### THE REQUEST
Exactly reproduce each record listed below.

# start of MATERIAL TO PROCESS

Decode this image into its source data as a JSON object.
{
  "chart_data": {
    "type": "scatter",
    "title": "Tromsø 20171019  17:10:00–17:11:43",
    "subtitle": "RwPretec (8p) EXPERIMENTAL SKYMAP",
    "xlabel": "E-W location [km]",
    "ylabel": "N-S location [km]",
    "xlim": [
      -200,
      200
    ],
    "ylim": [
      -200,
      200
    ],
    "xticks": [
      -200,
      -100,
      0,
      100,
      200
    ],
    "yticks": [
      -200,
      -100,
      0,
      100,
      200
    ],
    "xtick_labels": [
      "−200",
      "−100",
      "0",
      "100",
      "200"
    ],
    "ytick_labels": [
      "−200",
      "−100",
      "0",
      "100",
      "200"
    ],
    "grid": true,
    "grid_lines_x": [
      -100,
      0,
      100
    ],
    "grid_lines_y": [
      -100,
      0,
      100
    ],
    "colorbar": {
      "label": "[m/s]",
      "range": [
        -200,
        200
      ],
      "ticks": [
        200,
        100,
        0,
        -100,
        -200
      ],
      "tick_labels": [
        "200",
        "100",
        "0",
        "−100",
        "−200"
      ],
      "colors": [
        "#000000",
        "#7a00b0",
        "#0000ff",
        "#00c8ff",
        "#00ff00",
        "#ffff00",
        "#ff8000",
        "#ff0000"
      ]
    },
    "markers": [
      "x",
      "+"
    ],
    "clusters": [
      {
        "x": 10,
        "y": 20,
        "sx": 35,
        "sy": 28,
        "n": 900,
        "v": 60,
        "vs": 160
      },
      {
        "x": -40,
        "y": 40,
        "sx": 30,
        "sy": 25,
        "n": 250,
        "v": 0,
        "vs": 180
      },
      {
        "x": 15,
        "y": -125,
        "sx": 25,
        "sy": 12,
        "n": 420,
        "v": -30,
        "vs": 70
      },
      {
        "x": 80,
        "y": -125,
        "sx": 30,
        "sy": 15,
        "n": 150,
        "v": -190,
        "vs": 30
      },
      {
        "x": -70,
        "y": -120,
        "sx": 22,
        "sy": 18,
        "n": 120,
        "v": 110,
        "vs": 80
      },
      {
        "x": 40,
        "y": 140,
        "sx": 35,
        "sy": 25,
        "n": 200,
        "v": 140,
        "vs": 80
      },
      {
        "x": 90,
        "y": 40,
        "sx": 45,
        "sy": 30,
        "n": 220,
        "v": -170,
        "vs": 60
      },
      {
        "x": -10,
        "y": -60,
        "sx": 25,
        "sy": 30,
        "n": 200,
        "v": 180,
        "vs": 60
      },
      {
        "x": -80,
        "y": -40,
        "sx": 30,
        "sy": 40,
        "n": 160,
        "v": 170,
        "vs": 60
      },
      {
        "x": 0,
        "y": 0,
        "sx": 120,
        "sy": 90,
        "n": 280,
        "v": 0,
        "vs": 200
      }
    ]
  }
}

# end of MATERIAL TO PROCESS

### RESULT FOR THIS EXERCISE
Decode this image into its source data as a JSON object.
{
  "chart_data": {
    "type": "scatter",
    "title": "Tromsø 20171019  17:10:00–17:11:43",
    "subtitle": "RwPretec (8p) EXPERIMENTAL SKYMAP",
    "xlabel": "E-W location [km]",
    "ylabel": "N-S location [km]",
    "xlim": [
      -200,
      200
    ],
    "ylim": [
      -200,
      200
    ],
    "xticks": [
      -200,
      -100,
      0,
      100,
      200
    ],
    "yticks": [
      -200,
      -100,
      0,
      100,
      200
    ],
    "xtick_labels": [
      "−200",
      "−100",
      "0",
      "100",
      "200"
    ],
    "ytick_labels": [
      "−200",
      "−100",
      "0",
      "100",
      "200"
    ],
    "grid": true,
    "grid_lines_x": [
      -100,
      0,
      100
    ],
    "grid_lines_y": [
      -100,
      0,
      100
    ],
    "colorbar": {
      "label": "[m/s]",
      "range": [
        -200,
        200
      ],
      "ticks": [
        200,
        100,
        0,
        -100,
        -200
      ],
      "tick_labels": [
        "200",
        "100",
        "0",
        "−100",
        "−200"
      ],
      "colors": [
        "#000000",
        "#7a00b0",
        "#0000ff",
        "#00c8ff",
        "#00ff00",
        "#ffff00",
        "#ff8000",
        "#ff0000"
      ]
    },
    "markers": [
      "x",
      "+"
    ],
    "clusters": [
      {
        "x": 10,
        "y": 20,
        "sx": 35,
        "sy": 28,
        "n": 900,
        "v": 60,
        "vs": 160
      },
      {
        "x": -40,
        "y": 40,
        "sx": 30,
        "sy": 25,
        "n": 250,
        "v": 0,
        "vs": 180
      },
      {
        "x": 15,
        "y": -125,
        "sx": 25,
        "sy": 12,
        "n": 420,
        "v": -30,
        "vs": 70
      },
      {
        "x": 80,
        "y": -125,
        "sx": 30,
        "sy": 15,
        "n": 150,
        "v": -190,
        "vs": 30
      },
      {
        "x": -70,
        "y": -120,
        "sx": 22,
        "sy": 18,
        "n": 120,
        "v": 110,
        "vs": 80
      },
      {
        "x": 40,
        "y": 140,
        "sx": 35,
        "sy": 25,
        "n": 200,
        "v": 140,
        "vs": 80
      },
      {
        "x": 90,
        "y": 40,
        "sx": 45,
        "sy": 30,
        "n": 220,
        "v": -170,
        "vs": 60
      },
      {
        "x": -10,
        "y": -60,
        "sx": 25,
        "sy": 30,
        "n": 200,
        "v": 180,
        "vs": 60
      },
      {
        "x": -80,
        "y": -40,
        "sx": 30,
        "sy": 40,
        "n": 160,
        "v": 170,
        "vs": 60
      },
      {
        "x": 0,
        "y": 0,
        "sx": 120,
        "sy": 90,
        "n": 280,
        "v": 0,
        "vs": 200
      }
    ]
  }
}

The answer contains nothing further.